*AIM*.
Each entry in the listing below should be restated word for word.

*RECORD SET*.

=====

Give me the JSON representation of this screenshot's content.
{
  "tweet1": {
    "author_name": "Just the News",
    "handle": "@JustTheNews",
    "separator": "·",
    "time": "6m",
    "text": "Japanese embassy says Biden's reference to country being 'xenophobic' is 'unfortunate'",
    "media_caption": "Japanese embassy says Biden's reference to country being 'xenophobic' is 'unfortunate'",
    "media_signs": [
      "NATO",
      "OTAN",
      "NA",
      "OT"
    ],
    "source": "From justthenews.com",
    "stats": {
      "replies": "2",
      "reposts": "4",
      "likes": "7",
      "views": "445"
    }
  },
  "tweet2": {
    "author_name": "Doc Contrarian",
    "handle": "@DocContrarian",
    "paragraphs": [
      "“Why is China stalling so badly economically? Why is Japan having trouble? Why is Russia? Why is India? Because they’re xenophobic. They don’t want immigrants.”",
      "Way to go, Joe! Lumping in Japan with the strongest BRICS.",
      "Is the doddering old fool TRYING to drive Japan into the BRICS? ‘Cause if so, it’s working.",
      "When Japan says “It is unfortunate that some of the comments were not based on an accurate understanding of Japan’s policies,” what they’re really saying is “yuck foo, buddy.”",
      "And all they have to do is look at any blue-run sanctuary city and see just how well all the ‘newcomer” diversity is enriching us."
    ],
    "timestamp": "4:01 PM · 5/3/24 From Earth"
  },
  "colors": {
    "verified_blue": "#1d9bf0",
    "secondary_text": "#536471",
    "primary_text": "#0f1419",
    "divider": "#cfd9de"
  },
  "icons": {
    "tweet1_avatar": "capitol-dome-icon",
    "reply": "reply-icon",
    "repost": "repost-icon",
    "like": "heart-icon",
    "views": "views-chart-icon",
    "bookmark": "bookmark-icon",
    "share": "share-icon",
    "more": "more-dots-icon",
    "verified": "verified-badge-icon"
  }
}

=====

*CORRECT RESULT*.
Give me the JSON representation of this screenshot's content.
{
  "tweet1": {
    "author_name": "Just the News",
    "handle": "@JustTheNews",
    "separator": "·",
    "time": "6m",
    "text": "Japanese embassy says Biden's reference to country being 'xenophobic' is 'unfortunate'",
    "media_caption": "Japanese embassy says Biden's reference to country being 'xenophobic' is 'unfortunate'",
    "media_signs": [
      "NATO",
      "OTAN",
      "NA",
      "OT"
    ],
    "source": "From justthenews.com",
    "stats": {
      "replies": "2",
      "reposts": "4",
      "likes": "7",
      "views": "445"
    }
  },
  "tweet2": {
    "author_name": "Doc Contrarian",
    "handle": "@DocContrarian",
    "paragraphs": [
      "“Why is China stalling so badly economically? Why is Japan having trouble? Why is Russia? Why is India? Because they’re xenophobic. They don’t want immigrants.”",
      "Way to go, Joe! Lumping in Japan with the strongest BRICS.",
      "Is the doddering old fool TRYING to drive Japan into the BRICS? ‘Cause if so, it’s working.",
      "When Japan says “It is unfortunate that some of the comments were not based on an accurate understanding of Japan’s policies,” what they’re really saying is “yuck foo, buddy.”",
      "And all they have to do is look at any blue-run sanctuary city and see just how well all the ‘newcomer” diversity is enriching us."
    ],
    "timestamp": "4:01 PM · 5/3/24 From Earth"
  },
  "colors": {
    "verified_blue": "#1d9bf0",
    "secondary_text": "#536471",
    "primary_text": "#0f1419",
    "divider": "#cfd9de"
  },
  "icons": {
    "tweet1_avatar": "capitol-dome-icon",
    "reply": "reply-icon",
    "repost": "repost-icon",
    "like": "heart-icon",
    "views": "views-chart-icon",
    "bookmark": "bookmark-icon",
    "share": "share-icon",
    "more": "more-dots-icon",
    "verified": "verified-badge-icon"
  }
}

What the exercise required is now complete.